*GIVEN EXERCISE*.
Could you copy, word for word, only the lines from the one containing "Output the text content of this document." through the last line of the records below, both included?

A run of records

________

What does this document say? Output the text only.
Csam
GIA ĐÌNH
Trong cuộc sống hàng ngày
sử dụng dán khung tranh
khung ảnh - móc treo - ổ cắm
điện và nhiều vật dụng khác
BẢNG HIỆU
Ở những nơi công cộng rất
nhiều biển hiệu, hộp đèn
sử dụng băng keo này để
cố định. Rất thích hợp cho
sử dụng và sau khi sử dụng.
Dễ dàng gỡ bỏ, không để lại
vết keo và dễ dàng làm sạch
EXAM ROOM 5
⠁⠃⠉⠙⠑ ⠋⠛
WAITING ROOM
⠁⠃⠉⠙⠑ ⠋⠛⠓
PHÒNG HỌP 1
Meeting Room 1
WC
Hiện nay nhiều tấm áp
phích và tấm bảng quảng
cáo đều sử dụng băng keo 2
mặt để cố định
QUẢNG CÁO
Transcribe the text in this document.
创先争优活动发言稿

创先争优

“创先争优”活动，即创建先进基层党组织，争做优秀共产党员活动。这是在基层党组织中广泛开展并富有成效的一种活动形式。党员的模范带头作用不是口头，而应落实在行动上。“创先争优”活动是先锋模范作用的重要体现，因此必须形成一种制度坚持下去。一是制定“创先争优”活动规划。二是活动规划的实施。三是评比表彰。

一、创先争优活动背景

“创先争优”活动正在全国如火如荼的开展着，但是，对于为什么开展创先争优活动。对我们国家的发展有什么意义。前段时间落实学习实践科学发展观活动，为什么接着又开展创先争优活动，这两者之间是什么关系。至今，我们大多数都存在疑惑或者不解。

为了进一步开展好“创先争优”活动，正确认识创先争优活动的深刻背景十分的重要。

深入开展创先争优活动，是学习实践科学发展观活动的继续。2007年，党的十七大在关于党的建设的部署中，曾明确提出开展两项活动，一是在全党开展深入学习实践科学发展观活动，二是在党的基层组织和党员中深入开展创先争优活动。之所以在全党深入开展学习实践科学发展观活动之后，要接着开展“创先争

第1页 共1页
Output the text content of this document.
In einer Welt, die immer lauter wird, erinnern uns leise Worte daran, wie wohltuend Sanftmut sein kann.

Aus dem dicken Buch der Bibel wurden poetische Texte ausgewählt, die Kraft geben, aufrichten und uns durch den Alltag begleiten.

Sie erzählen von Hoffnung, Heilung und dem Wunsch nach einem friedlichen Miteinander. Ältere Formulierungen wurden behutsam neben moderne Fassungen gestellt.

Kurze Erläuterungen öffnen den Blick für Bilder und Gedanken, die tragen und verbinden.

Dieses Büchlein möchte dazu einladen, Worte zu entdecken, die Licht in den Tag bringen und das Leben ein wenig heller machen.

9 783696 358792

________

*ANSWER TO THE PROBLEM*.
Output the text content of this document.
In einer Welt, die immer lauter wird, erinnern uns leise Worte daran, wie wohltuend Sanftmut sein kann.

Aus dem dicken Buch der Bibel wurden poetische Texte ausgewählt, die Kraft geben, aufrichten und uns durch den Alltag begleiten.

Sie erzählen von Hoffnung, Heilung und dem Wunsch nach einem friedlichen Miteinander. Ältere Formulierungen wurden behutsam neben moderne Fassungen gestellt.

Kurze Erläuterungen öffnen den Blick für Bilder und Gedanken, die tragen und verbinden.

Dieses Büchlein möchte dazu einladen, Worte zu entdecken, die Licht in den Tag bringen und das Leben ein wenig heller machen.

9 783696 358792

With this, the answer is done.